— begin —

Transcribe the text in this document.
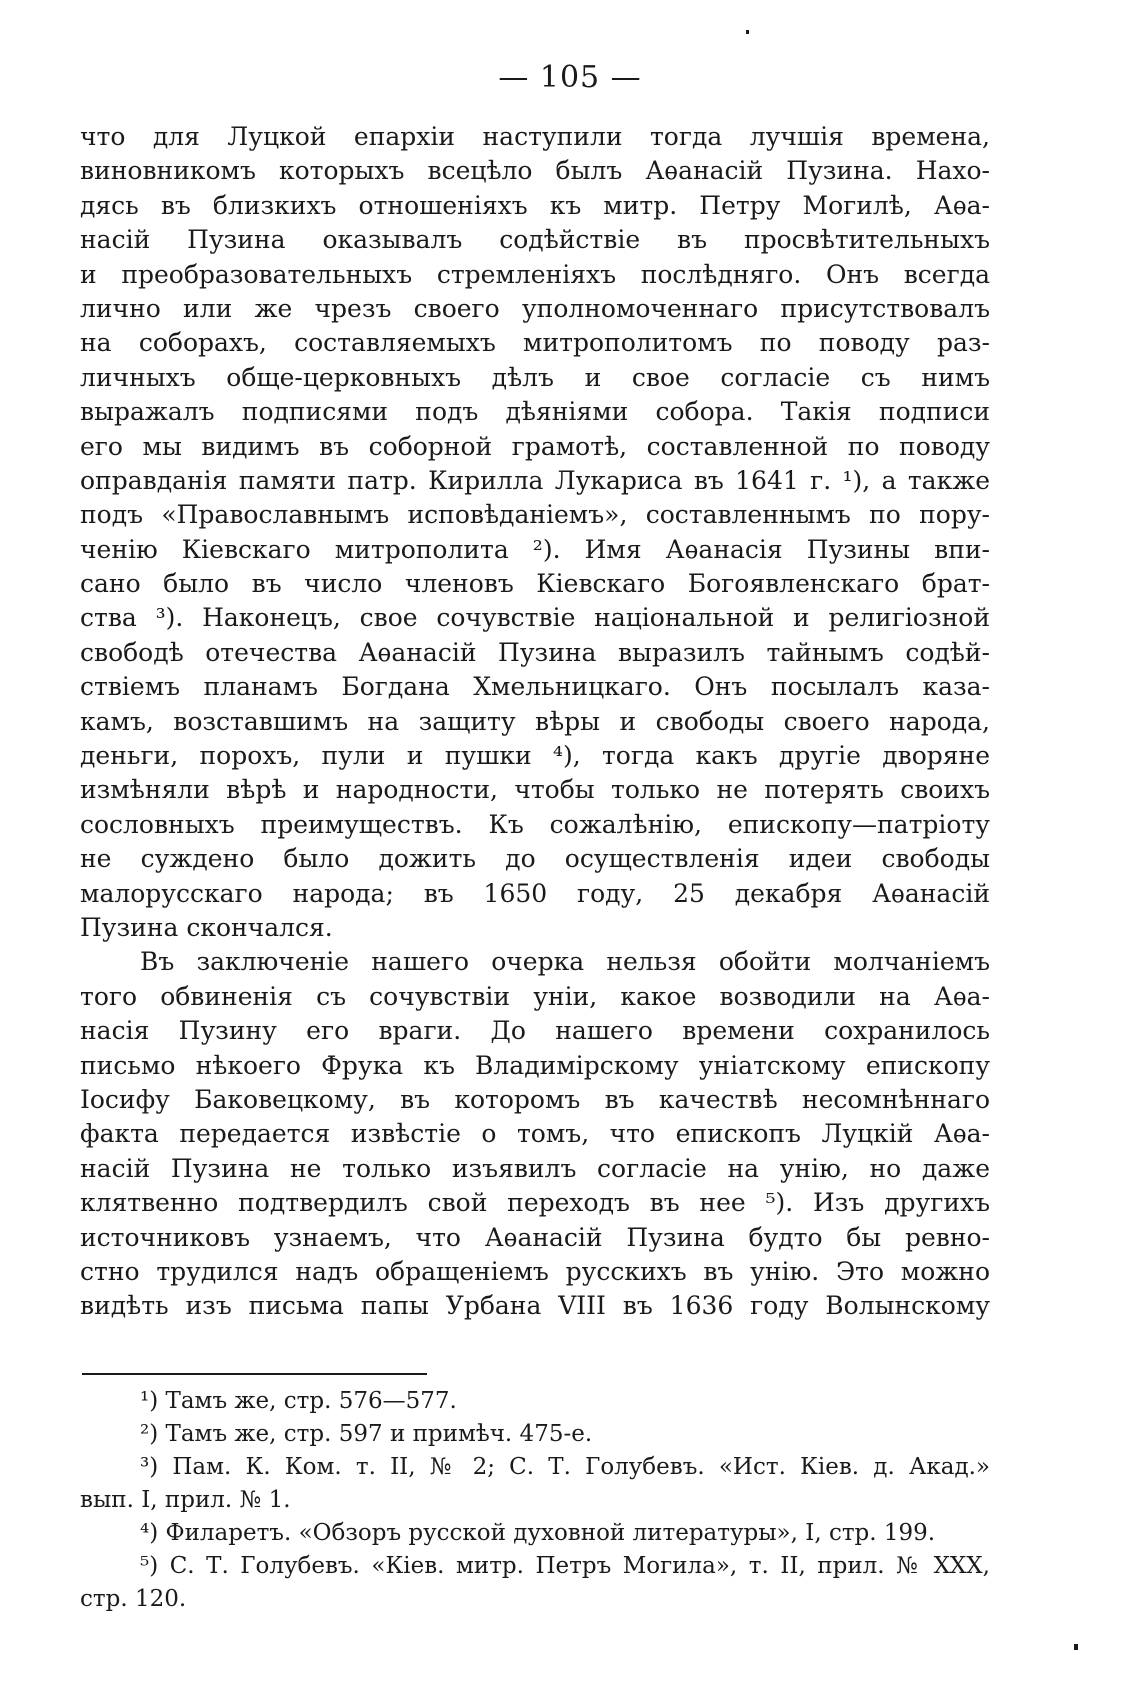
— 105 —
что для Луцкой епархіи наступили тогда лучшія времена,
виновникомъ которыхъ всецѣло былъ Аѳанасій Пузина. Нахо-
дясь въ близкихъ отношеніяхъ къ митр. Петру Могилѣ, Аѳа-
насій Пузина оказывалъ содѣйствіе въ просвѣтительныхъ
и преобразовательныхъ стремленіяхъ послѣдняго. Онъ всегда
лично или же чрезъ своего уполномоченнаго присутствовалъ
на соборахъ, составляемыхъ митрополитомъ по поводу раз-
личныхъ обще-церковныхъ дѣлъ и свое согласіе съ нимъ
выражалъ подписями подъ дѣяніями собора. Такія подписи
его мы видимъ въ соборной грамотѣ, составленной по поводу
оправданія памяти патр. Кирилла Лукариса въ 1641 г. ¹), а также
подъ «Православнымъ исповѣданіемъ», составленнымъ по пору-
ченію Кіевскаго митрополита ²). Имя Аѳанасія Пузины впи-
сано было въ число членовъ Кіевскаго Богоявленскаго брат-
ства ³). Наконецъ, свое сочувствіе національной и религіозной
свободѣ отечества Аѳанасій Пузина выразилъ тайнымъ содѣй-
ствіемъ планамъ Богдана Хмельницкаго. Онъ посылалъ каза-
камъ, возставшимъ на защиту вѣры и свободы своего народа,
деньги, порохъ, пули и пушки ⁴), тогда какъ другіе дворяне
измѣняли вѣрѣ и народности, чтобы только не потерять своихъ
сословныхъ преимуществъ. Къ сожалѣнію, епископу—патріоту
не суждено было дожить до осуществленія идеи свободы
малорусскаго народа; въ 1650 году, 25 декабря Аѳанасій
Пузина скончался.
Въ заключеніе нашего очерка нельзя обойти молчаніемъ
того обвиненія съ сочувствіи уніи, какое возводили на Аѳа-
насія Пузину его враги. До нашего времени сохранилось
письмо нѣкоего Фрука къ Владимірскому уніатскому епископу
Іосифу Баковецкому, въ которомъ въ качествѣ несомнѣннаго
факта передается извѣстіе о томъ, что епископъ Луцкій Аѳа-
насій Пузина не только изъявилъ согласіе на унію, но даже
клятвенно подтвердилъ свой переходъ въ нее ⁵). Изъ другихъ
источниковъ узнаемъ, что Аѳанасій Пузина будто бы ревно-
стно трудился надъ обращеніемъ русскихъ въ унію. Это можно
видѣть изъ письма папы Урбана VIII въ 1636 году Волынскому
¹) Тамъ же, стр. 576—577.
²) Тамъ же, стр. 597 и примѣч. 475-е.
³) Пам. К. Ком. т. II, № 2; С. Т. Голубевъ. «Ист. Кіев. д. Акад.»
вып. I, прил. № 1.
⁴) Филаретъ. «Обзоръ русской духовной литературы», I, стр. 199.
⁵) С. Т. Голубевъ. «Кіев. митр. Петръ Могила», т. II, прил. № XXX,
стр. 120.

— end —

- Aim: Copy the material shown above in full and exactly. Skip the pictures.

- Answer for the task:
Transcribe the text in this document.
— 105 —
что для Луцкой епархіи наступили тогда лучшія времена,
виновникомъ которыхъ всецѣло былъ Аѳанасій Пузина. Нахо-
дясь въ близкихъ отношеніяхъ къ митр. Петру Могилѣ, Аѳа-
насій Пузина оказывалъ содѣйствіе въ просвѣтительныхъ
и преобразовательныхъ стремленіяхъ послѣдняго. Онъ всегда
лично или же чрезъ своего уполномоченнаго присутствовалъ
на соборахъ, составляемыхъ митрополитомъ по поводу раз-
личныхъ обще-церковныхъ дѣлъ и свое согласіе съ нимъ
выражалъ подписями подъ дѣяніями собора. Такія подписи
его мы видимъ въ соборной грамотѣ, составленной по поводу
оправданія памяти патр. Кирилла Лукариса въ 1641 г. ¹), а также
подъ «Православнымъ исповѣданіемъ», составленнымъ по пору-
ченію Кіевскаго митрополита ²). Имя Аѳанасія Пузины впи-
сано было въ число членовъ Кіевскаго Богоявленскаго брат-
ства ³). Наконецъ, свое сочувствіе національной и религіозной
свободѣ отечества Аѳанасій Пузина выразилъ тайнымъ содѣй-
ствіемъ планамъ Богдана Хмельницкаго. Онъ посылалъ каза-
камъ, возставшимъ на защиту вѣры и свободы своего народа,
деньги, порохъ, пули и пушки ⁴), тогда какъ другіе дворяне
измѣняли вѣрѣ и народности, чтобы только не потерять своихъ
сословныхъ преимуществъ. Къ сожалѣнію, епископу—патріоту
не суждено было дожить до осуществленія идеи свободы
малорусскаго народа; въ 1650 году, 25 декабря Аѳанасій
Пузина скончался.
Въ заключеніе нашего очерка нельзя обойти молчаніемъ
того обвиненія съ сочувствіи уніи, какое возводили на Аѳа-
насія Пузину его враги. До нашего времени сохранилось
письмо нѣкоего Фрука къ Владимірскому уніатскому епископу
Іосифу Баковецкому, въ которомъ въ качествѣ несомнѣннаго
факта передается извѣстіе о томъ, что епископъ Луцкій Аѳа-
насій Пузина не только изъявилъ согласіе на унію, но даже
клятвенно подтвердилъ свой переходъ въ нее ⁵). Изъ другихъ
источниковъ узнаемъ, что Аѳанасій Пузина будто бы ревно-
стно трудился надъ обращеніемъ русскихъ въ унію. Это можно
видѣть изъ письма папы Урбана VIII въ 1636 году Волынскому
¹) Тамъ же, стр. 576—577.
²) Тамъ же, стр. 597 и примѣч. 475-е.
³) Пам. К. Ком. т. II, № 2; С. Т. Голубевъ. «Ист. Кіев. д. Акад.»
вып. I, прил. № 1.
⁴) Филаретъ. «Обзоръ русской духовной литературы», I, стр. 199.
⁵) С. Т. Голубевъ. «Кіев. митр. Петръ Могила», т. II, прил. № XXX,
стр. 120.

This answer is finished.